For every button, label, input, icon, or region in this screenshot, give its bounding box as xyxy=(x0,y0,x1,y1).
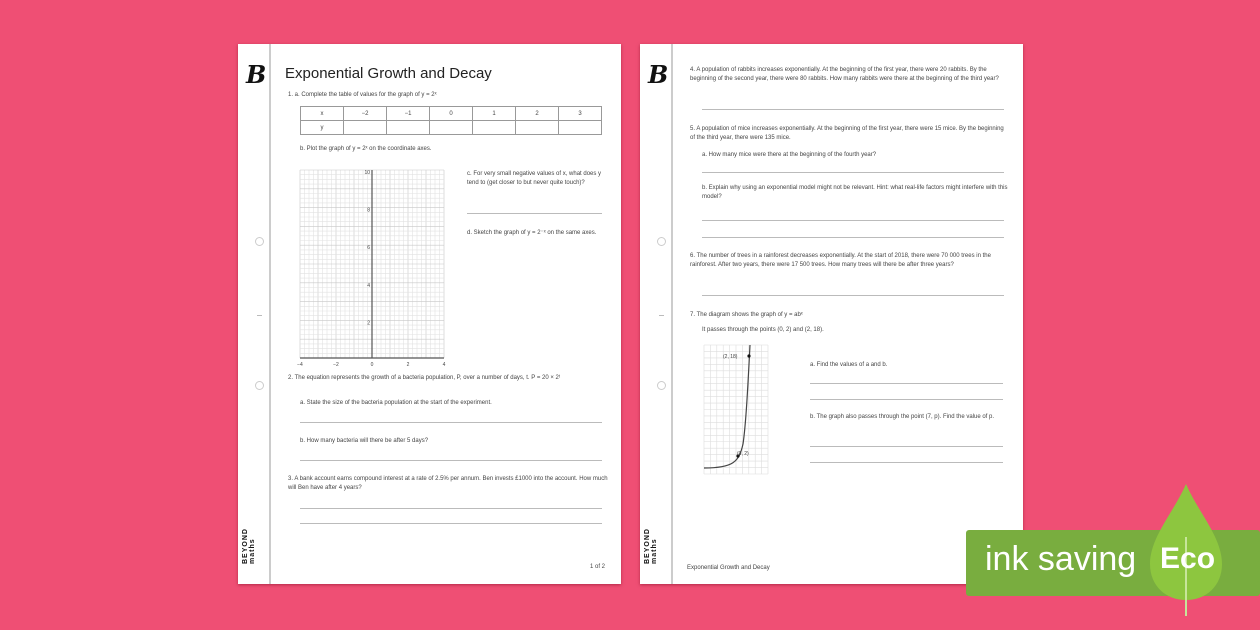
x-tick-label: 0 xyxy=(371,362,374,368)
answer-line xyxy=(702,220,1004,221)
question-5: 5. A population of mice increases expone… xyxy=(690,126,1004,141)
table-cell[interactable] xyxy=(472,120,516,135)
brand-vertical: BEYOND maths xyxy=(644,528,658,564)
answer-line xyxy=(300,523,602,524)
table-cell[interactable] xyxy=(558,120,602,135)
brand-vertical: BEYOND maths xyxy=(242,528,256,564)
answer-line xyxy=(300,460,602,461)
question-2b: b. How many bacteria will there be after… xyxy=(300,438,429,444)
question-7b: b. The graph also passes through the poi… xyxy=(810,414,995,420)
table-cell[interactable] xyxy=(343,120,387,135)
question-6: 6. The number of trees in a rainforest d… xyxy=(690,253,991,268)
point-label: (0, 2) xyxy=(737,451,749,457)
question-7: 7. The diagram shows the graph of y = ab… xyxy=(690,312,803,318)
table-cell[interactable] xyxy=(429,120,473,135)
point-2-18 xyxy=(747,354,751,358)
fold-mark xyxy=(257,315,262,316)
page-number: 1 of 2 xyxy=(590,564,606,570)
question-1c: c. For very small negative values of x, … xyxy=(467,171,602,186)
point-label: (2, 18) xyxy=(723,354,738,360)
answer-line xyxy=(702,237,1004,238)
question-1d: d. Sketch the graph of y = 2⁻ˣ on the sa… xyxy=(467,230,597,236)
question-1a: 1. a. Complete the table of values for t… xyxy=(288,92,437,98)
y-tick-label: 10 xyxy=(364,170,370,176)
y-tick-label: 8 xyxy=(367,208,370,214)
punch-hole xyxy=(657,237,666,246)
leaf-icon xyxy=(1150,484,1222,616)
x-tick-label: −4 xyxy=(297,362,303,368)
question-2a: a. State the size of the bacteria popula… xyxy=(300,400,492,406)
table-cell: x xyxy=(300,106,344,121)
answer-line xyxy=(810,383,1003,384)
table-cell: −2 xyxy=(343,106,387,121)
punch-hole xyxy=(657,381,666,390)
x-tick-label: 2 xyxy=(407,362,410,368)
fold-mark xyxy=(659,315,664,316)
question-3: 3. A bank account earns compound interes… xyxy=(288,476,608,491)
exponential-graph xyxy=(703,344,769,475)
answer-line xyxy=(702,295,1004,296)
margin-line xyxy=(671,44,673,584)
question-5a: a. How many mice were there at the begin… xyxy=(702,152,877,158)
worksheet-page-1: B BEYOND maths Exponential Growth and De… xyxy=(238,44,621,584)
margin-line xyxy=(269,44,271,584)
worksheet-page-2: B BEYOND maths 4. A population of rabbit… xyxy=(640,44,1023,584)
values-table: x −2 −1 0 1 2 3 y xyxy=(300,106,602,135)
question-2: 2. The equation represents the growth of… xyxy=(288,375,561,381)
logo: B xyxy=(648,60,669,89)
y-tick-label: 2 xyxy=(367,320,370,326)
table-cell: 3 xyxy=(558,106,602,121)
answer-line xyxy=(300,422,602,423)
footer-title: Exponential Growth and Decay xyxy=(687,565,770,571)
answer-line xyxy=(702,109,1004,110)
punch-hole xyxy=(255,237,264,246)
point-0-2 xyxy=(736,454,740,458)
eco-label: Eco xyxy=(1160,542,1216,575)
table-cell: 1 xyxy=(472,106,516,121)
question-4: 4. A population of rabbits increases exp… xyxy=(690,67,999,82)
table-cell: y xyxy=(300,120,344,135)
answer-line xyxy=(810,462,1003,463)
question-5b: b. Explain why using an exponential mode… xyxy=(702,185,1008,200)
answer-line xyxy=(810,446,1003,447)
question-1b: b. Plot the graph of y = 2ˣ on the coord… xyxy=(300,146,432,152)
page-title: Exponential Growth and Decay xyxy=(285,65,492,82)
ink-saving-label: ink saving xyxy=(985,540,1137,578)
question-7a: a. Find the values of a and b. xyxy=(810,362,888,368)
punch-hole xyxy=(255,381,264,390)
table-cell: −1 xyxy=(386,106,430,121)
answer-line xyxy=(300,508,602,509)
x-tick-label: 4 xyxy=(443,362,446,368)
logo: B xyxy=(246,60,267,89)
answer-line xyxy=(702,172,1004,173)
x-tick-label: −2 xyxy=(333,362,339,368)
curve xyxy=(703,344,751,469)
coordinate-grid: −4 −2 0 2 4 2 4 6 8 10 xyxy=(297,169,446,368)
y-tick-label: 4 xyxy=(367,283,370,289)
table-cell[interactable] xyxy=(515,120,559,135)
y-tick-label: 6 xyxy=(367,245,370,251)
table-cell[interactable] xyxy=(386,120,430,135)
answer-line xyxy=(810,399,1003,400)
question-7-sub: It passes through the points (0, 2) and … xyxy=(702,327,824,333)
table-cell: 0 xyxy=(429,106,473,121)
answer-line xyxy=(467,213,602,214)
table-cell: 2 xyxy=(515,106,559,121)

How to complete this task -> Which lines in the listing hold the word "through"? Copy them out.

Finished exercise ->
question-7b: b. The graph also passes through the poi… xyxy=(810,414,995,420)
question-7-sub: It passes through the points (0, 2) and … xyxy=(702,327,824,333)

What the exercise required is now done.